(Directions for this task) Do not carry the pictures over; copy every other part of the entries exactly.

+---+

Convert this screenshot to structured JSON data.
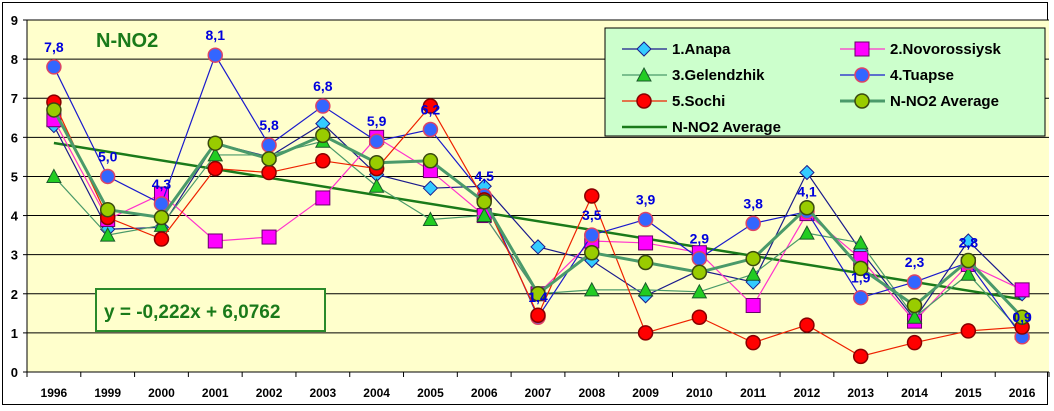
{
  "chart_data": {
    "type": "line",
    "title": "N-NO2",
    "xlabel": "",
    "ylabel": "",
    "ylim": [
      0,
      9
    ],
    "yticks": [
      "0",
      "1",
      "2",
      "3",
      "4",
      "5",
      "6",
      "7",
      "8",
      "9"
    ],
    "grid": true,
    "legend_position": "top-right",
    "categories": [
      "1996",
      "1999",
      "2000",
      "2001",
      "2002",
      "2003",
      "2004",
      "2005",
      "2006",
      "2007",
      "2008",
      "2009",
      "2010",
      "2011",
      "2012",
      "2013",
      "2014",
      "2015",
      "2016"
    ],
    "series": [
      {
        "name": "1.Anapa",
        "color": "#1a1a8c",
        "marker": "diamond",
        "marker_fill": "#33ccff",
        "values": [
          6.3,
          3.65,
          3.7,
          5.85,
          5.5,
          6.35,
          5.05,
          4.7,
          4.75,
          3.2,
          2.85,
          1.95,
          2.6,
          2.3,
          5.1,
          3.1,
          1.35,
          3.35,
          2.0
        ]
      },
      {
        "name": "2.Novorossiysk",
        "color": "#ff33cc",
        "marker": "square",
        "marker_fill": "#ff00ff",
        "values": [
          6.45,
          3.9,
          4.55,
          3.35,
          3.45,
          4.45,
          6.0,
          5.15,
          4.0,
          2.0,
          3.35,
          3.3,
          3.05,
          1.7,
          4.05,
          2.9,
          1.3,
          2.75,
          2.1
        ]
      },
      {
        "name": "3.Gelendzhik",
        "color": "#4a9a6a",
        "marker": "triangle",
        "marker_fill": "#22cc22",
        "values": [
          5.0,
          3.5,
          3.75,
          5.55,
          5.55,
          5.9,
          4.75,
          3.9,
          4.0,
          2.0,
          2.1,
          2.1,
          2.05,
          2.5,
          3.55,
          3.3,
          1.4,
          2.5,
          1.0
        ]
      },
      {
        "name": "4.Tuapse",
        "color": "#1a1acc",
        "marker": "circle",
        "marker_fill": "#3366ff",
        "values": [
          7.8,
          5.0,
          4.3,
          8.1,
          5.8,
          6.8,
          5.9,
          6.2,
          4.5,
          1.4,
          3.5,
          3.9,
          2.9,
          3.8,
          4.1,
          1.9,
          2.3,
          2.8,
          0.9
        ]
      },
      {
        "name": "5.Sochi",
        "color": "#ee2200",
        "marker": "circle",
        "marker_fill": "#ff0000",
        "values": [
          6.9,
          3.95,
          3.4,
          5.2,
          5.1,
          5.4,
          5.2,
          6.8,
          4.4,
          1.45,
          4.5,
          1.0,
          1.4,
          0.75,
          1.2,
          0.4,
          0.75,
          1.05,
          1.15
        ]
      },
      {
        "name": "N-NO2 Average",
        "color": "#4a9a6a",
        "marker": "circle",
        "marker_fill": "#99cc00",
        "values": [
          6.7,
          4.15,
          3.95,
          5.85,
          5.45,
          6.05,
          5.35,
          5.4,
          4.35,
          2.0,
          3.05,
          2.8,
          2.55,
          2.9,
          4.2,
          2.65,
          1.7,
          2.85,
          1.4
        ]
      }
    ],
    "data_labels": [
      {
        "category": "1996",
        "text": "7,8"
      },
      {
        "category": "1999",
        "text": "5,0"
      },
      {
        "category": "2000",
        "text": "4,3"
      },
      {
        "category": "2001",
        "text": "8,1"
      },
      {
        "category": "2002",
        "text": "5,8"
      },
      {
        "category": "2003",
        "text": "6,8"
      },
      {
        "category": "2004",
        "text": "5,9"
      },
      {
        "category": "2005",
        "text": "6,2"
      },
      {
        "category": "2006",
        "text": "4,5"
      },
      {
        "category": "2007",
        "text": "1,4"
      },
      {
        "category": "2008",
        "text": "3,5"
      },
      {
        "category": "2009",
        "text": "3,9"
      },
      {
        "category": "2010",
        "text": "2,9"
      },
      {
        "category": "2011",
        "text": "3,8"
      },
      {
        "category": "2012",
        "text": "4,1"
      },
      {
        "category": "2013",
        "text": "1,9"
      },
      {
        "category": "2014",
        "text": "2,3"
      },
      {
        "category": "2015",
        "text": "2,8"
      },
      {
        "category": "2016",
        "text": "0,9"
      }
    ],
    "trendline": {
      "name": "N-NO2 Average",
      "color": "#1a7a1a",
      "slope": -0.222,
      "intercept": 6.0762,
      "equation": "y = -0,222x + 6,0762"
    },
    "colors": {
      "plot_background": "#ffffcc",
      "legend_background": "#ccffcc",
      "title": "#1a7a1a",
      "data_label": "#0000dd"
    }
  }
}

+---+

(Full answer)
Convert this screenshot to structured JSON data.
{
  "chart_data": {
    "type": "line",
    "title": "N-NO2",
    "xlabel": "",
    "ylabel": "",
    "ylim": [
      0,
      9
    ],
    "yticks": [
      "0",
      "1",
      "2",
      "3",
      "4",
      "5",
      "6",
      "7",
      "8",
      "9"
    ],
    "grid": true,
    "legend_position": "top-right",
    "categories": [
      "1996",
      "1999",
      "2000",
      "2001",
      "2002",
      "2003",
      "2004",
      "2005",
      "2006",
      "2007",
      "2008",
      "2009",
      "2010",
      "2011",
      "2012",
      "2013",
      "2014",
      "2015",
      "2016"
    ],
    "series": [
      {
        "name": "1.Anapa",
        "color": "#1a1a8c",
        "marker": "diamond",
        "marker_fill": "#33ccff",
        "values": [
          6.3,
          3.65,
          3.7,
          5.85,
          5.5,
          6.35,
          5.05,
          4.7,
          4.75,
          3.2,
          2.85,
          1.95,
          2.6,
          2.3,
          5.1,
          3.1,
          1.35,
          3.35,
          2.0
        ]
      },
      {
        "name": "2.Novorossiysk",
        "color": "#ff33cc",
        "marker": "square",
        "marker_fill": "#ff00ff",
        "values": [
          6.45,
          3.9,
          4.55,
          3.35,
          3.45,
          4.45,
          6.0,
          5.15,
          4.0,
          2.0,
          3.35,
          3.3,
          3.05,
          1.7,
          4.05,
          2.9,
          1.3,
          2.75,
          2.1
        ]
      },
      {
        "name": "3.Gelendzhik",
        "color": "#4a9a6a",
        "marker": "triangle",
        "marker_fill": "#22cc22",
        "values": [
          5.0,
          3.5,
          3.75,
          5.55,
          5.55,
          5.9,
          4.75,
          3.9,
          4.0,
          2.0,
          2.1,
          2.1,
          2.05,
          2.5,
          3.55,
          3.3,
          1.4,
          2.5,
          1.0
        ]
      },
      {
        "name": "4.Tuapse",
        "color": "#1a1acc",
        "marker": "circle",
        "marker_fill": "#3366ff",
        "values": [
          7.8,
          5.0,
          4.3,
          8.1,
          5.8,
          6.8,
          5.9,
          6.2,
          4.5,
          1.4,
          3.5,
          3.9,
          2.9,
          3.8,
          4.1,
          1.9,
          2.3,
          2.8,
          0.9
        ]
      },
      {
        "name": "5.Sochi",
        "color": "#ee2200",
        "marker": "circle",
        "marker_fill": "#ff0000",
        "values": [
          6.9,
          3.95,
          3.4,
          5.2,
          5.1,
          5.4,
          5.2,
          6.8,
          4.4,
          1.45,
          4.5,
          1.0,
          1.4,
          0.75,
          1.2,
          0.4,
          0.75,
          1.05,
          1.15
        ]
      },
      {
        "name": "N-NO2 Average",
        "color": "#4a9a6a",
        "marker": "circle",
        "marker_fill": "#99cc00",
        "values": [
          6.7,
          4.15,
          3.95,
          5.85,
          5.45,
          6.05,
          5.35,
          5.4,
          4.35,
          2.0,
          3.05,
          2.8,
          2.55,
          2.9,
          4.2,
          2.65,
          1.7,
          2.85,
          1.4
        ]
      }
    ],
    "data_labels": [
      {
        "category": "1996",
        "text": "7,8"
      },
      {
        "category": "1999",
        "text": "5,0"
      },
      {
        "category": "2000",
        "text": "4,3"
      },
      {
        "category": "2001",
        "text": "8,1"
      },
      {
        "category": "2002",
        "text": "5,8"
      },
      {
        "category": "2003",
        "text": "6,8"
      },
      {
        "category": "2004",
        "text": "5,9"
      },
      {
        "category": "2005",
        "text": "6,2"
      },
      {
        "category": "2006",
        "text": "4,5"
      },
      {
        "category": "2007",
        "text": "1,4"
      },
      {
        "category": "2008",
        "text": "3,5"
      },
      {
        "category": "2009",
        "text": "3,9"
      },
      {
        "category": "2010",
        "text": "2,9"
      },
      {
        "category": "2011",
        "text": "3,8"
      },
      {
        "category": "2012",
        "text": "4,1"
      },
      {
        "category": "2013",
        "text": "1,9"
      },
      {
        "category": "2014",
        "text": "2,3"
      },
      {
        "category": "2015",
        "text": "2,8"
      },
      {
        "category": "2016",
        "text": "0,9"
      }
    ],
    "trendline": {
      "name": "N-NO2 Average",
      "color": "#1a7a1a",
      "slope": -0.222,
      "intercept": 6.0762,
      "equation": "y = -0,222x + 6,0762"
    },
    "colors": {
      "plot_background": "#ffffcc",
      "legend_background": "#ccffcc",
      "title": "#1a7a1a",
      "data_label": "#0000dd"
    }
  }
}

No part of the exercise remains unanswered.